▶ [Your task]
Output the entries verbatim, including every line.

## begin Record set

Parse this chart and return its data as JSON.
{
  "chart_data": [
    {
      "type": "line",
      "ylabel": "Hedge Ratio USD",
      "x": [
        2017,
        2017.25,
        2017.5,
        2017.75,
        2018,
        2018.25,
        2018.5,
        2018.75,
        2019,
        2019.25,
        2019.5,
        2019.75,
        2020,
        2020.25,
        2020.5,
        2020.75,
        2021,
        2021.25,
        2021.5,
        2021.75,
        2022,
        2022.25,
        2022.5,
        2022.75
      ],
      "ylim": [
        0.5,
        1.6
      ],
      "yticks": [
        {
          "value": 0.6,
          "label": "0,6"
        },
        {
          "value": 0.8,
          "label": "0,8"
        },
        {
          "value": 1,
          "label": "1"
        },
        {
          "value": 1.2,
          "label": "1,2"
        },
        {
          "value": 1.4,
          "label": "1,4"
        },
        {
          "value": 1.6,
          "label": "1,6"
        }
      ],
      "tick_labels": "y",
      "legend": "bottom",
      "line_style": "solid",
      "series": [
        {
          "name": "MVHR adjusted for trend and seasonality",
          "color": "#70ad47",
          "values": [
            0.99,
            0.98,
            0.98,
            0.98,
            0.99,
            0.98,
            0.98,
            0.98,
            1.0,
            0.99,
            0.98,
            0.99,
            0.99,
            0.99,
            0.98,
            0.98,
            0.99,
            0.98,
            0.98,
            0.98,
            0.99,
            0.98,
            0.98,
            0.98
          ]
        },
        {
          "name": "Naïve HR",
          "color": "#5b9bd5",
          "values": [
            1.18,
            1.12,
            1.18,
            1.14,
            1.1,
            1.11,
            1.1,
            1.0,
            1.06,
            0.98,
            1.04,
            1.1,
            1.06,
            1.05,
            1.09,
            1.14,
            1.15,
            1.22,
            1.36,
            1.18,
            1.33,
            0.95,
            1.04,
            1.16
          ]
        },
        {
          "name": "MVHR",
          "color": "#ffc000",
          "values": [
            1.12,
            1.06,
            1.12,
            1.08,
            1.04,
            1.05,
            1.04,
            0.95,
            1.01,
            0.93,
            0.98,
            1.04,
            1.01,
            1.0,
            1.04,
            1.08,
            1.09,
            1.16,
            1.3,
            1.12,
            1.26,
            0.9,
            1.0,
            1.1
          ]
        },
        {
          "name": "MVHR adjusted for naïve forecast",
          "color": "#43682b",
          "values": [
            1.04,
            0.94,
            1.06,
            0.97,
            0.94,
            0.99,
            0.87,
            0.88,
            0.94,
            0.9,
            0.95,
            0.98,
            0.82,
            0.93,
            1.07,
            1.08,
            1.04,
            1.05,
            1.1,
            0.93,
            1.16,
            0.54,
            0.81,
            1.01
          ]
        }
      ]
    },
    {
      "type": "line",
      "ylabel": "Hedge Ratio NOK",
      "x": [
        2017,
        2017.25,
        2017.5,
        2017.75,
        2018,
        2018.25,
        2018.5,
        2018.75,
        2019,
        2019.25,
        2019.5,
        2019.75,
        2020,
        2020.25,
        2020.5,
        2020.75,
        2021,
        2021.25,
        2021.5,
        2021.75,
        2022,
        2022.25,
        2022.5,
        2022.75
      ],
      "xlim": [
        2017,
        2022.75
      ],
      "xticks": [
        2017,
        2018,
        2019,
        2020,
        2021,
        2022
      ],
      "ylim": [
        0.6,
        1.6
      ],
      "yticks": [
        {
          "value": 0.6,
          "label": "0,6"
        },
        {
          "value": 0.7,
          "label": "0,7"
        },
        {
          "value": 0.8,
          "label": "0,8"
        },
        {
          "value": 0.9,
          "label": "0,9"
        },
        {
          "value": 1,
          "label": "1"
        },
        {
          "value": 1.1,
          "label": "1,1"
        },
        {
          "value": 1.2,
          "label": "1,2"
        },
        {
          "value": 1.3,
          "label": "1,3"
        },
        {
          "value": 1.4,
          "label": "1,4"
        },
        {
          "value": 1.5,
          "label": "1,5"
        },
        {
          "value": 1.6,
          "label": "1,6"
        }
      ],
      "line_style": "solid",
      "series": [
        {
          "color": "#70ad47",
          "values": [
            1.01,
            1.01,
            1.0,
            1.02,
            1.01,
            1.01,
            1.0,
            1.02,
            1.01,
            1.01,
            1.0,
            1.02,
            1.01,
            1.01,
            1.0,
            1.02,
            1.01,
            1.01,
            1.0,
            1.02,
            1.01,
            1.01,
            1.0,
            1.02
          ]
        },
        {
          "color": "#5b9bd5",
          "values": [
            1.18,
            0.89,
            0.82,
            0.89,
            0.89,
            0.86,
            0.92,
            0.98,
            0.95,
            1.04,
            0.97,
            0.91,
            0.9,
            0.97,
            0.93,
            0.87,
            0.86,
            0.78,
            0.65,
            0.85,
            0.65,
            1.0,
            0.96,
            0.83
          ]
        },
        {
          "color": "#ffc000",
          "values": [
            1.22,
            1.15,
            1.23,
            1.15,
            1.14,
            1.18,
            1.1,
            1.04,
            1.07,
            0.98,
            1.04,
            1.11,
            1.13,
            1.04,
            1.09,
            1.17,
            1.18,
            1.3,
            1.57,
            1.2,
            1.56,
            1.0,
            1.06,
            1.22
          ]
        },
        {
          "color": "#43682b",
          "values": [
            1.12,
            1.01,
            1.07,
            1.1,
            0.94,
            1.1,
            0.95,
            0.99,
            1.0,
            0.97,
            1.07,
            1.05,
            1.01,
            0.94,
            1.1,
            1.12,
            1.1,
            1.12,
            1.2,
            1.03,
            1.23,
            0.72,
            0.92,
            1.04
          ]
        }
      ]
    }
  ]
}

## end Record set

▶ [Written reply]
Parse this chart and return its data as JSON.
{
  "chart_data": [
    {
      "type": "line",
      "ylabel": "Hedge Ratio USD",
      "x": [
        2017,
        2017.25,
        2017.5,
        2017.75,
        2018,
        2018.25,
        2018.5,
        2018.75,
        2019,
        2019.25,
        2019.5,
        2019.75,
        2020,
        2020.25,
        2020.5,
        2020.75,
        2021,
        2021.25,
        2021.5,
        2021.75,
        2022,
        2022.25,
        2022.5,
        2022.75
      ],
      "ylim": [
        0.5,
        1.6
      ],
      "yticks": [
        {
          "value": 0.6,
          "label": "0,6"
        },
        {
          "value": 0.8,
          "label": "0,8"
        },
        {
          "value": 1,
          "label": "1"
        },
        {
          "value": 1.2,
          "label": "1,2"
        },
        {
          "value": 1.4,
          "label": "1,4"
        },
        {
          "value": 1.6,
          "label": "1,6"
        }
      ],
      "tick_labels": "y",
      "legend": "bottom",
      "line_style": "solid",
      "series": [
        {
          "name": "MVHR adjusted for trend and seasonality",
          "color": "#70ad47",
          "values": [
            0.99,
            0.98,
            0.98,
            0.98,
            0.99,
            0.98,
            0.98,
            0.98,
            1.0,
            0.99,
            0.98,
            0.99,
            0.99,
            0.99,
            0.98,
            0.98,
            0.99,
            0.98,
            0.98,
            0.98,
            0.99,
            0.98,
            0.98,
            0.98
          ]
        },
        {
          "name": "Naïve HR",
          "color": "#5b9bd5",
          "values": [
            1.18,
            1.12,
            1.18,
            1.14,
            1.1,
            1.11,
            1.1,
            1.0,
            1.06,
            0.98,
            1.04,
            1.1,
            1.06,
            1.05,
            1.09,
            1.14,
            1.15,
            1.22,
            1.36,
            1.18,
            1.33,
            0.95,
            1.04,
            1.16
          ]
        },
        {
          "name": "MVHR",
          "color": "#ffc000",
          "values": [
            1.12,
            1.06,
            1.12,
            1.08,
            1.04,
            1.05,
            1.04,
            0.95,
            1.01,
            0.93,
            0.98,
            1.04,
            1.01,
            1.0,
            1.04,
            1.08,
            1.09,
            1.16,
            1.3,
            1.12,
            1.26,
            0.9,
            1.0,
            1.1
          ]
        },
        {
          "name": "MVHR adjusted for naïve forecast",
          "color": "#43682b",
          "values": [
            1.04,
            0.94,
            1.06,
            0.97,
            0.94,
            0.99,
            0.87,
            0.88,
            0.94,
            0.9,
            0.95,
            0.98,
            0.82,
            0.93,
            1.07,
            1.08,
            1.04,
            1.05,
            1.1,
            0.93,
            1.16,
            0.54,
            0.81,
            1.01
          ]
        }
      ]
    },
    {
      "type": "line",
      "ylabel": "Hedge Ratio NOK",
      "x": [
        2017,
        2017.25,
        2017.5,
        2017.75,
        2018,
        2018.25,
        2018.5,
        2018.75,
        2019,
        2019.25,
        2019.5,
        2019.75,
        2020,
        2020.25,
        2020.5,
        2020.75,
        2021,
        2021.25,
        2021.5,
        2021.75,
        2022,
        2022.25,
        2022.5,
        2022.75
      ],
      "xlim": [
        2017,
        2022.75
      ],
      "xticks": [
        2017,
        2018,
        2019,
        2020,
        2021,
        2022
      ],
      "ylim": [
        0.6,
        1.6
      ],
      "yticks": [
        {
          "value": 0.6,
          "label": "0,6"
        },
        {
          "value": 0.7,
          "label": "0,7"
        },
        {
          "value": 0.8,
          "label": "0,8"
        },
        {
          "value": 0.9,
          "label": "0,9"
        },
        {
          "value": 1,
          "label": "1"
        },
        {
          "value": 1.1,
          "label": "1,1"
        },
        {
          "value": 1.2,
          "label": "1,2"
        },
        {
          "value": 1.3,
          "label": "1,3"
        },
        {
          "value": 1.4,
          "label": "1,4"
        },
        {
          "value": 1.5,
          "label": "1,5"
        },
        {
          "value": 1.6,
          "label": "1,6"
        }
      ],
      "line_style": "solid",
      "series": [
        {
          "color": "#70ad47",
          "values": [
            1.01,
            1.01,
            1.0,
            1.02,
            1.01,
            1.01,
            1.0,
            1.02,
            1.01,
            1.01,
            1.0,
            1.02,
            1.01,
            1.01,
            1.0,
            1.02,
            1.01,
            1.01,
            1.0,
            1.02,
            1.01,
            1.01,
            1.0,
            1.02
          ]
        },
        {
          "color": "#5b9bd5",
          "values": [
            1.18,
            0.89,
            0.82,
            0.89,
            0.89,
            0.86,
            0.92,
            0.98,
            0.95,
            1.04,
            0.97,
            0.91,
            0.9,
            0.97,
            0.93,
            0.87,
            0.86,
            0.78,
            0.65,
            0.85,
            0.65,
            1.0,
            0.96,
            0.83
          ]
        },
        {
          "color": "#ffc000",
          "values": [
            1.22,
            1.15,
            1.23,
            1.15,
            1.14,
            1.18,
            1.1,
            1.04,
            1.07,
            0.98,
            1.04,
            1.11,
            1.13,
            1.04,
            1.09,
            1.17,
            1.18,
            1.3,
            1.57,
            1.2,
            1.56,
            1.0,
            1.06,
            1.22
          ]
        },
        {
          "color": "#43682b",
          "values": [
            1.12,
            1.01,
            1.07,
            1.1,
            0.94,
            1.1,
            0.95,
            0.99,
            1.0,
            0.97,
            1.07,
            1.05,
            1.01,
            0.94,
            1.1,
            1.12,
            1.1,
            1.12,
            1.2,
            1.03,
            1.23,
            0.72,
            0.92,
            1.04
          ]
        }
      ]
    }
  ]
}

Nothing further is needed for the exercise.